Data records
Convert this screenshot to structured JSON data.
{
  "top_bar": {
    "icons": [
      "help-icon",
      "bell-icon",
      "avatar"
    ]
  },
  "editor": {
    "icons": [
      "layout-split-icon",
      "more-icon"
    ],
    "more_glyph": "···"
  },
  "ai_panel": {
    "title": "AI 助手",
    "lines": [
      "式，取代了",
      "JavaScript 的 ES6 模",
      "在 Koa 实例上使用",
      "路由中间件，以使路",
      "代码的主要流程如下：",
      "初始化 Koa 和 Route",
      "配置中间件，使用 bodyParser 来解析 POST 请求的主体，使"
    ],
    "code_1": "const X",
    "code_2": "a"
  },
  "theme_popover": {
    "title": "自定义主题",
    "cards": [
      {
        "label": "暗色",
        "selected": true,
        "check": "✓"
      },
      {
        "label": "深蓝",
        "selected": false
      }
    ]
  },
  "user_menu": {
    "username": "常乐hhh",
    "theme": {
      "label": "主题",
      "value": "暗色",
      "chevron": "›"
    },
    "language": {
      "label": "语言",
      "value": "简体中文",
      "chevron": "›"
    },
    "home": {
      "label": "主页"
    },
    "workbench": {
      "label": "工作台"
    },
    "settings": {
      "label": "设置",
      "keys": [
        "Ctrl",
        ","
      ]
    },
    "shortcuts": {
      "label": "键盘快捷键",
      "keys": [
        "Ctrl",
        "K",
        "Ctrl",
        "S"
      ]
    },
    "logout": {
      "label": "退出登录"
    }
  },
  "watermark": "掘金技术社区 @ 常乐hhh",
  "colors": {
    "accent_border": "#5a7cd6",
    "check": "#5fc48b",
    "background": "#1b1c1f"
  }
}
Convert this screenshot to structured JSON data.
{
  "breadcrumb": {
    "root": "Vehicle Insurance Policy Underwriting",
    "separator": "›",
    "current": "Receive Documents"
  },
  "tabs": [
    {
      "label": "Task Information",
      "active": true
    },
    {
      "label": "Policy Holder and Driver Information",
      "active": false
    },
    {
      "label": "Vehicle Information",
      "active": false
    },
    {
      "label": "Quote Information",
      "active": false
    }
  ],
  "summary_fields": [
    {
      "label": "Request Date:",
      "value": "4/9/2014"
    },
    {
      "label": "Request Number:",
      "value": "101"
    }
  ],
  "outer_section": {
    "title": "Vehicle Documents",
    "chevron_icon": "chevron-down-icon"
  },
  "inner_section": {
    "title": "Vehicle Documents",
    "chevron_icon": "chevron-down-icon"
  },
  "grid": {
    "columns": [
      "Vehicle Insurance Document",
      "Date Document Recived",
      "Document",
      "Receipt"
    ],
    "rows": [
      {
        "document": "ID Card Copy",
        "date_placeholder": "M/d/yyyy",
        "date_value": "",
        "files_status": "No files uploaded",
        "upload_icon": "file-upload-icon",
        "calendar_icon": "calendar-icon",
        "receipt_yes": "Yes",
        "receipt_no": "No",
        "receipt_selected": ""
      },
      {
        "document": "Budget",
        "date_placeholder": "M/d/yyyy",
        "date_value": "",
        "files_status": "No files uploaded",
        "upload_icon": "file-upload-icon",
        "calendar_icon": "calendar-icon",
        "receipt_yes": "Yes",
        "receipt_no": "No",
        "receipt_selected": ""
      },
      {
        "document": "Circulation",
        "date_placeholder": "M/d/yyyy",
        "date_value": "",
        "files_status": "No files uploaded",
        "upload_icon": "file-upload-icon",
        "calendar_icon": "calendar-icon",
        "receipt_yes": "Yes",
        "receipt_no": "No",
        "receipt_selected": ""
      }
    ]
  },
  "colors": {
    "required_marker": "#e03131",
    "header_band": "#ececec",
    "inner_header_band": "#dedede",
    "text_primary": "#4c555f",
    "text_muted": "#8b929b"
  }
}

Given request:
Would you give the material above again, complete and exact?

Written answer:
Convert this screenshot to structured JSON data.
{
  "top_bar": {
    "icons": [
      "help-icon",
      "bell-icon",
      "avatar"
    ]
  },
  "editor": {
    "icons": [
      "layout-split-icon",
      "more-icon"
    ],
    "more_glyph": "···"
  },
  "ai_panel": {
    "title": "AI 助手",
    "lines": [
      "式，取代了",
      "JavaScript 的 ES6 模",
      "在 Koa 实例上使用",
      "路由中间件，以使路",
      "代码的主要流程如下：",
      "初始化 Koa 和 Route",
      "配置中间件，使用 bodyParser 来解析 POST 请求的主体，使"
    ],
    "code_1": "const X",
    "code_2": "a"
  },
  "theme_popover": {
    "title": "自定义主题",
    "cards": [
      {
        "label": "暗色",
        "selected": true,
        "check": "✓"
      },
      {
        "label": "深蓝",
        "selected": false
      }
    ]
  },
  "user_menu": {
    "username": "常乐hhh",
    "theme": {
      "label": "主题",
      "value": "暗色",
      "chevron": "›"
    },
    "language": {
      "label": "语言",
      "value": "简体中文",
      "chevron": "›"
    },
    "home": {
      "label": "主页"
    },
    "workbench": {
      "label": "工作台"
    },
    "settings": {
      "label": "设置",
      "keys": [
        "Ctrl",
        ","
      ]
    },
    "shortcuts": {
      "label": "键盘快捷键",
      "keys": [
        "Ctrl",
        "K",
        "Ctrl",
        "S"
      ]
    },
    "logout": {
      "label": "退出登录"
    }
  },
  "watermark": "掘金技术社区 @ 常乐hhh",
  "colors": {
    "accent_border": "#5a7cd6",
    "check": "#5fc48b",
    "background": "#1b1c1f"
  }
}
Convert this screenshot to structured JSON data.
{
  "breadcrumb": {
    "root": "Vehicle Insurance Policy Underwriting",
    "separator": "›",
    "current": "Receive Documents"
  },
  "tabs": [
    {
      "label": "Task Information",
      "active": true
    },
    {
      "label": "Policy Holder and Driver Information",
      "active": false
    },
    {
      "label": "Vehicle Information",
      "active": false
    },
    {
      "label": "Quote Information",
      "active": false
    }
  ],
  "summary_fields": [
    {
      "label": "Request Date:",
      "value": "4/9/2014"
    },
    {
      "label": "Request Number:",
      "value": "101"
    }
  ],
  "outer_section": {
    "title": "Vehicle Documents",
    "chevron_icon": "chevron-down-icon"
  },
  "inner_section": {
    "title": "Vehicle Documents",
    "chevron_icon": "chevron-down-icon"
  },
  "grid": {
    "columns": [
      "Vehicle Insurance Document",
      "Date Document Recived",
      "Document",
      "Receipt"
    ],
    "rows": [
      {
        "document": "ID Card Copy",
        "date_placeholder": "M/d/yyyy",
        "date_value": "",
        "files_status": "No files uploaded",
        "upload_icon": "file-upload-icon",
        "calendar_icon": "calendar-icon",
        "receipt_yes": "Yes",
        "receipt_no": "No",
        "receipt_selected": ""
      },
      {
        "document": "Budget",
        "date_placeholder": "M/d/yyyy",
        "date_value": "",
        "files_status": "No files uploaded",
        "upload_icon": "file-upload-icon",
        "calendar_icon": "calendar-icon",
        "receipt_yes": "Yes",
        "receipt_no": "No",
        "receipt_selected": ""
      },
      {
        "document": "Circulation",
        "date_placeholder": "M/d/yyyy",
        "date_value": "",
        "files_status": "No files uploaded",
        "upload_icon": "file-upload-icon",
        "calendar_icon": "calendar-icon",
        "receipt_yes": "Yes",
        "receipt_no": "No",
        "receipt_selected": ""
      }
    ]
  },
  "colors": {
    "required_marker": "#e03131",
    "header_band": "#ececec",
    "inner_header_band": "#dedede",
    "text_primary": "#4c555f",
    "text_muted": "#8b929b"
  }
}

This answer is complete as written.